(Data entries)
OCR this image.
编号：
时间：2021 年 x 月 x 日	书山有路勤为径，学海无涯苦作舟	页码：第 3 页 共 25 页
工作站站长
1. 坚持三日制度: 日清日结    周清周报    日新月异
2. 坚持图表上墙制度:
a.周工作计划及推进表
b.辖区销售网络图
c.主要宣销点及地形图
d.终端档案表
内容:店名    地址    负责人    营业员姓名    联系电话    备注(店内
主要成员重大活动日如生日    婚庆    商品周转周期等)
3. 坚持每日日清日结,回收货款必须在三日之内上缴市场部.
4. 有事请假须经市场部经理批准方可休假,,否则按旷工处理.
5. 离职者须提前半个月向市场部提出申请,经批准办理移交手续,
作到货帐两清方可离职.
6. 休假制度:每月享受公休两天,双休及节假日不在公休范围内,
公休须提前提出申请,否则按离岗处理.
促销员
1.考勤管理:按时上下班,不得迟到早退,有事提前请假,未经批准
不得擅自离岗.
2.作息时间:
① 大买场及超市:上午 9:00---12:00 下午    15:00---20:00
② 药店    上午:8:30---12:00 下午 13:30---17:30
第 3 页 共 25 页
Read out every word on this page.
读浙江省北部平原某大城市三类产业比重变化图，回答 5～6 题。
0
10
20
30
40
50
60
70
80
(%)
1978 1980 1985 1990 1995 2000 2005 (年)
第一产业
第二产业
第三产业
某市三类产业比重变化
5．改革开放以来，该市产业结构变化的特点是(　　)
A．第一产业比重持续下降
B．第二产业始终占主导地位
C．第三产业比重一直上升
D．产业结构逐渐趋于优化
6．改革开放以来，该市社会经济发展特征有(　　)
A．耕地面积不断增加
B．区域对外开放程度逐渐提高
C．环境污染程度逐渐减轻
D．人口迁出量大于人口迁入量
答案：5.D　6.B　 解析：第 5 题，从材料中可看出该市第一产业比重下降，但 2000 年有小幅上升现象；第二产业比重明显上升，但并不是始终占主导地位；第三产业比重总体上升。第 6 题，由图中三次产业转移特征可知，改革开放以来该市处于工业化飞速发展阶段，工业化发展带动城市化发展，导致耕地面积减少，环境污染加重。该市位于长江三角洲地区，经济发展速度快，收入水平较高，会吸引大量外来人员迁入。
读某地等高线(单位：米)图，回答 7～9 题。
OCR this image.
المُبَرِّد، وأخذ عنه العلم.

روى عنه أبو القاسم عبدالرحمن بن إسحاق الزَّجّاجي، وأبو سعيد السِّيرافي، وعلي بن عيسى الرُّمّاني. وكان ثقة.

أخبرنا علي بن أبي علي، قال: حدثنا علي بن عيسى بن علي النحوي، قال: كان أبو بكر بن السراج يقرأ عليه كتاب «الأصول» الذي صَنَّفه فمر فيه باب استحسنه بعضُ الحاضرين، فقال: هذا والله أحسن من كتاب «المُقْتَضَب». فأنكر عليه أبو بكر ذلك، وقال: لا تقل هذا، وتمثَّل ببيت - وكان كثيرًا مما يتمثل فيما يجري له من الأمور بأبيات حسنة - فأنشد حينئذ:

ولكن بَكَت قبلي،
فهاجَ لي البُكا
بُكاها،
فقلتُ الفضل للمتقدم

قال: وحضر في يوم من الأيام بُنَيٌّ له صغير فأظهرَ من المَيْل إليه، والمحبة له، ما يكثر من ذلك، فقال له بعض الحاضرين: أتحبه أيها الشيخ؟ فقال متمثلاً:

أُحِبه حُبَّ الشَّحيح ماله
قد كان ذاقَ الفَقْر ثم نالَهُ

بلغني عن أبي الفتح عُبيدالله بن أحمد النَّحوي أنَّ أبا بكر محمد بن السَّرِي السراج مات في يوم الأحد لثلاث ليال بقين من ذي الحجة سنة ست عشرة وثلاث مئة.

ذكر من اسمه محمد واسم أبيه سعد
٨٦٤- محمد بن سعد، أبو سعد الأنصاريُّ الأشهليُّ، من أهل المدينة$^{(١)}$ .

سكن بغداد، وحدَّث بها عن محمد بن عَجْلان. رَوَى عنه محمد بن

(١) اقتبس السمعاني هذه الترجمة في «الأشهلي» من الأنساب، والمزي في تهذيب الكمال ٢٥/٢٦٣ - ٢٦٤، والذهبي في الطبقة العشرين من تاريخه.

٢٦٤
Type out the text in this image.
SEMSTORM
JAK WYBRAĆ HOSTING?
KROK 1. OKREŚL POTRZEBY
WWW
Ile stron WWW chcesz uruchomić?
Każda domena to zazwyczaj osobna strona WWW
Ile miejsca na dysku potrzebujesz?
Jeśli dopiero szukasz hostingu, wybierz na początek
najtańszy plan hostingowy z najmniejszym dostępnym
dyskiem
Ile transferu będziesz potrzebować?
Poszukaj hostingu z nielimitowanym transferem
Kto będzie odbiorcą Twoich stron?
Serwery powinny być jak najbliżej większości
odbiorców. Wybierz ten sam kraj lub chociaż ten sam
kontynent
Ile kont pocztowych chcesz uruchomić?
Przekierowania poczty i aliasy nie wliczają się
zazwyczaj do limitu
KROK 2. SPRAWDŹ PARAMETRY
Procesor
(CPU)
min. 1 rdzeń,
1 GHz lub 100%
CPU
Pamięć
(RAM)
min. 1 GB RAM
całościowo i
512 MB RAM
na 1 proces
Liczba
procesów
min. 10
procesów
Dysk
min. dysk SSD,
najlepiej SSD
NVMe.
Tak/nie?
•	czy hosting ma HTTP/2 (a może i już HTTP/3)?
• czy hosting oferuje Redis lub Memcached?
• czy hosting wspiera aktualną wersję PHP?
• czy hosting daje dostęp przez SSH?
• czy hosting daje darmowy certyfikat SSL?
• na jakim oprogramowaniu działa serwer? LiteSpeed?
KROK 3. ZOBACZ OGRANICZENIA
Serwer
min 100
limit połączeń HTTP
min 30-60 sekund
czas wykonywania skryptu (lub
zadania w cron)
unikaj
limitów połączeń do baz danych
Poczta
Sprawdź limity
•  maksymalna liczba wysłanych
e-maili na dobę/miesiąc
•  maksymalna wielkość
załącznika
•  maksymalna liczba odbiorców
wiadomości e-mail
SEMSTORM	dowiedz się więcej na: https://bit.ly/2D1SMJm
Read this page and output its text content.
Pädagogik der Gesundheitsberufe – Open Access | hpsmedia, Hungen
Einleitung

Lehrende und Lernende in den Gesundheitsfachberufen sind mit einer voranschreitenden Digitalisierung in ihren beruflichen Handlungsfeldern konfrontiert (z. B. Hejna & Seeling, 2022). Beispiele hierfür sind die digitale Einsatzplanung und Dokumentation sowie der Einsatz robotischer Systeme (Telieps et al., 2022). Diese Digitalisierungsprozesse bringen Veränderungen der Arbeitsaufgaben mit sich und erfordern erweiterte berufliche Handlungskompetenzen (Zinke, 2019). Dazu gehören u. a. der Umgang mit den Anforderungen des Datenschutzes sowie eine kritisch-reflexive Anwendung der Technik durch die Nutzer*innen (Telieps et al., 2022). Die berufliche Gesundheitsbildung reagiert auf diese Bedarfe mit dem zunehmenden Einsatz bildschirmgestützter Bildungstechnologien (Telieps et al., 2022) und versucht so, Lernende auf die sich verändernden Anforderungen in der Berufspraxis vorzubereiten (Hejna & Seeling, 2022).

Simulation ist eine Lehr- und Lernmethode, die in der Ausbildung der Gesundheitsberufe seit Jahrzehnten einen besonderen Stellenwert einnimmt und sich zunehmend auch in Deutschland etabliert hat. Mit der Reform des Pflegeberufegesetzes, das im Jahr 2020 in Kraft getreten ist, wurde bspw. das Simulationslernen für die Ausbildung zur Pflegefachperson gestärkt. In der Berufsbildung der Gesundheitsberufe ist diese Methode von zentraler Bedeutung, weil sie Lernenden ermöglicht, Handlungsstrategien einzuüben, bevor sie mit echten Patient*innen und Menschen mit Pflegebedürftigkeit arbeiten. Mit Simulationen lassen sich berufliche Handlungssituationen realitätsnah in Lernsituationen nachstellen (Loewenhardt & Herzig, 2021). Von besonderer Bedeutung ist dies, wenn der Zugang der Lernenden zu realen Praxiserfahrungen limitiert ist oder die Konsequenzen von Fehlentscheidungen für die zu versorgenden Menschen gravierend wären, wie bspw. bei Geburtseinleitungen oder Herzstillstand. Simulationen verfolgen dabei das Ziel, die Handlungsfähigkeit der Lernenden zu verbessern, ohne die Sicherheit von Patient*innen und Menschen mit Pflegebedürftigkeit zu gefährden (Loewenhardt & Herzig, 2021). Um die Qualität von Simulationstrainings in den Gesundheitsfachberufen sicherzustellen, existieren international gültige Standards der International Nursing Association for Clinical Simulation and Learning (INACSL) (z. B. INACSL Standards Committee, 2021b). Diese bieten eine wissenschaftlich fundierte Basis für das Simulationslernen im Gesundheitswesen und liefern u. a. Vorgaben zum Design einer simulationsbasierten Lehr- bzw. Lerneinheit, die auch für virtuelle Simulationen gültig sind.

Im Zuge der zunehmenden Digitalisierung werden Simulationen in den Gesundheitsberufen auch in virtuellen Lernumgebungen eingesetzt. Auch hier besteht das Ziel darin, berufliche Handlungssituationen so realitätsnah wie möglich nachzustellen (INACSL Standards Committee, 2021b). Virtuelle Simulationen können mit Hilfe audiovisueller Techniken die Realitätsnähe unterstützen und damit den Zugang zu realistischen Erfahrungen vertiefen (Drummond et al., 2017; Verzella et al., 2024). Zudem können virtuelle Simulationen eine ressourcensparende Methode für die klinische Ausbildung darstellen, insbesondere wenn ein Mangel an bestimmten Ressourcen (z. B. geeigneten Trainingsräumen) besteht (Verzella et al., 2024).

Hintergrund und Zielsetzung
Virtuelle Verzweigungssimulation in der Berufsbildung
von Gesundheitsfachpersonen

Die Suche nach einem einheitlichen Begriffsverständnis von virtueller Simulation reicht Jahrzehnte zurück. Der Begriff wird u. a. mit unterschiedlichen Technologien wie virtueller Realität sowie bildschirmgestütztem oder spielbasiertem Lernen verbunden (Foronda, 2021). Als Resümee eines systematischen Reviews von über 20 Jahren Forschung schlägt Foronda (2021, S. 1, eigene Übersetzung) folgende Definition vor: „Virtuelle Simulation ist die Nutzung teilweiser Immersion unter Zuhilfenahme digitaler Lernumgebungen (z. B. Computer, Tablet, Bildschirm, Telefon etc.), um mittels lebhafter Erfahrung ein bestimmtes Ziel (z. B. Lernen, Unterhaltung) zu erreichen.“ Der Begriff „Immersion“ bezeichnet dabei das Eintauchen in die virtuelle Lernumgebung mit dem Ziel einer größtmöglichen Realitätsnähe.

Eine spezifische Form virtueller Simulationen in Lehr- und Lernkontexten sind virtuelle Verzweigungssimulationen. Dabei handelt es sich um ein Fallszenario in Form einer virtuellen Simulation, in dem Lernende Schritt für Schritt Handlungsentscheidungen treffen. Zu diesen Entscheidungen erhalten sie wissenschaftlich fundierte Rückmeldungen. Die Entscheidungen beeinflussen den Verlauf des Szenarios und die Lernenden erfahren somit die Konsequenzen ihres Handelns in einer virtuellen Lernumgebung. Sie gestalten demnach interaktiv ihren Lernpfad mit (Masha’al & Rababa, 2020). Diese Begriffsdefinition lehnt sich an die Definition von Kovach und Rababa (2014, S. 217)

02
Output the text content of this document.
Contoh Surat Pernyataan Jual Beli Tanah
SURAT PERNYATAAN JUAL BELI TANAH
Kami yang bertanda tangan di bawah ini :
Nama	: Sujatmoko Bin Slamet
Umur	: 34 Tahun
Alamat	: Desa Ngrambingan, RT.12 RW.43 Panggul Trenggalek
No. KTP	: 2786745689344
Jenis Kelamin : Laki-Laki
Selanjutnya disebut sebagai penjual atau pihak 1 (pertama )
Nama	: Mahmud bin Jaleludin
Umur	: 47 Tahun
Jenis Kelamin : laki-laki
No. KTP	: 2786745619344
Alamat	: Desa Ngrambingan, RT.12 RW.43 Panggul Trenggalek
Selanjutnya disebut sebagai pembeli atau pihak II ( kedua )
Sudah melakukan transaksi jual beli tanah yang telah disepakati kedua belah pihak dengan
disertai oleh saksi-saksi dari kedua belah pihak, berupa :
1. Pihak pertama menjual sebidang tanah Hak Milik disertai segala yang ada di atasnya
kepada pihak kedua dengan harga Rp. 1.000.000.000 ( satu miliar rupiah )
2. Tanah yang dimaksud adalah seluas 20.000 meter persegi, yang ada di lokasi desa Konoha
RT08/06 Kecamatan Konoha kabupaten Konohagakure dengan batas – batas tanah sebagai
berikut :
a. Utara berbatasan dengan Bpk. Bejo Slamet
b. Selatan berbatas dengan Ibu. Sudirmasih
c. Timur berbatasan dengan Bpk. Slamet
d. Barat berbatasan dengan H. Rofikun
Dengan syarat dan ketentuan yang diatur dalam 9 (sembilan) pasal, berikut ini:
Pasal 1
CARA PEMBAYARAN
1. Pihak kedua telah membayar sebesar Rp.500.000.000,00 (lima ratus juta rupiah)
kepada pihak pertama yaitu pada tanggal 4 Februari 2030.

- **STATED GOAL**
Which lines hold the word "kepada"? Copy every one of them.

- **RESPONSE TO THE TASK**
kepada pihak kedua dengan harga Rp. 1.000.000.000 ( satu miliar rupiah )
kepada pihak pertama yaitu pada tanggal 4 Februari 2030.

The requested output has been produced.